Job: Lines that hold the word "this" should be located and copied.

Data:
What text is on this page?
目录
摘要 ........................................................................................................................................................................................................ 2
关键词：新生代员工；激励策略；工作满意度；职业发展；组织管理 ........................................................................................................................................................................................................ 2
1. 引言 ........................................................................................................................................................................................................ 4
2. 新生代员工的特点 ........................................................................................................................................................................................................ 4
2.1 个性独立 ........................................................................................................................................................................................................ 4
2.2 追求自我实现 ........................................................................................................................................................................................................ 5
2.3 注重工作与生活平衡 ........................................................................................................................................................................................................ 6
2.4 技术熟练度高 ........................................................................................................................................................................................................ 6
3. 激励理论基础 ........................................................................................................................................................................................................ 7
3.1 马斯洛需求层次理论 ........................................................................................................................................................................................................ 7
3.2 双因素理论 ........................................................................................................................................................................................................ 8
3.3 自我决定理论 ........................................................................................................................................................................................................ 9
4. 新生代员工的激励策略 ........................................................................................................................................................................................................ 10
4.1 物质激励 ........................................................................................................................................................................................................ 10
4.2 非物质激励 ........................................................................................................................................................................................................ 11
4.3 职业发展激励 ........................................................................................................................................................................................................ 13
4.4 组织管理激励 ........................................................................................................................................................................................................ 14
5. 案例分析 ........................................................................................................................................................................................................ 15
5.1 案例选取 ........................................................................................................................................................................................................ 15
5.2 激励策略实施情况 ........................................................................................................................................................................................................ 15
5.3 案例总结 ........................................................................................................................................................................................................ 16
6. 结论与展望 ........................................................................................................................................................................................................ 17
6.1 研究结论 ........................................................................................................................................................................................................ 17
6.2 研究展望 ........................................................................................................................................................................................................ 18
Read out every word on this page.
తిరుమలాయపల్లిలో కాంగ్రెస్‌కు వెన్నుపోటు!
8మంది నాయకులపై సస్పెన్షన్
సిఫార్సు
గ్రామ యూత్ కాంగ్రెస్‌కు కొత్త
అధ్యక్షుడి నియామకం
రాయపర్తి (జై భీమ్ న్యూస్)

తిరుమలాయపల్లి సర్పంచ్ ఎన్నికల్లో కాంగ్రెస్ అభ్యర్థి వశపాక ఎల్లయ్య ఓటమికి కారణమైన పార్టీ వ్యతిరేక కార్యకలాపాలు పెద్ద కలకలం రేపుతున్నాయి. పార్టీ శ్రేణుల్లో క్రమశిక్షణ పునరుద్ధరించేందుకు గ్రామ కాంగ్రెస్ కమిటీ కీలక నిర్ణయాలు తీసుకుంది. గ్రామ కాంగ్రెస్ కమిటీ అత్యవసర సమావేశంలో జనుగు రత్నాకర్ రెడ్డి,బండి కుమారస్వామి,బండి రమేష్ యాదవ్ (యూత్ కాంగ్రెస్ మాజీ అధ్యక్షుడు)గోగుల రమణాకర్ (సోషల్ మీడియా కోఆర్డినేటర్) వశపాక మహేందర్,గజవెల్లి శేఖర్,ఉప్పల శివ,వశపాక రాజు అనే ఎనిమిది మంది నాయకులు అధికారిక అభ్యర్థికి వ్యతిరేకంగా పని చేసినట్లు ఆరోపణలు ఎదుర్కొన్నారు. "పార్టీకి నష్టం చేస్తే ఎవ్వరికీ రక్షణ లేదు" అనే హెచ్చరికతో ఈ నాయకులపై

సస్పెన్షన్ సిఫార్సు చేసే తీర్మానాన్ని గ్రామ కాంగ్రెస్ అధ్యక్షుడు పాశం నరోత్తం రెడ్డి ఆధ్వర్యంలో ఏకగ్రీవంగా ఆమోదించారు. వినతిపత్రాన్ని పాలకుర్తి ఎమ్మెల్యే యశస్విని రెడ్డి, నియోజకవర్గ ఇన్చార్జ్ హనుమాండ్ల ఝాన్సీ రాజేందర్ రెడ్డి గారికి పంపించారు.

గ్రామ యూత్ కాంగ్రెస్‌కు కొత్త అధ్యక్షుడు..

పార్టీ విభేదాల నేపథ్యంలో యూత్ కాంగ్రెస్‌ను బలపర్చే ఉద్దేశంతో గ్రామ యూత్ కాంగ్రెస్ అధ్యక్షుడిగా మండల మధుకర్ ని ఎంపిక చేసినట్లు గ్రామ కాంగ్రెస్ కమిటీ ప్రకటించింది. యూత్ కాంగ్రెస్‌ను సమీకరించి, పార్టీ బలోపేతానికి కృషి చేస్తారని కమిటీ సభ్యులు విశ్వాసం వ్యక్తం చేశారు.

Output:
What text is on this page?
Read out every word on this page.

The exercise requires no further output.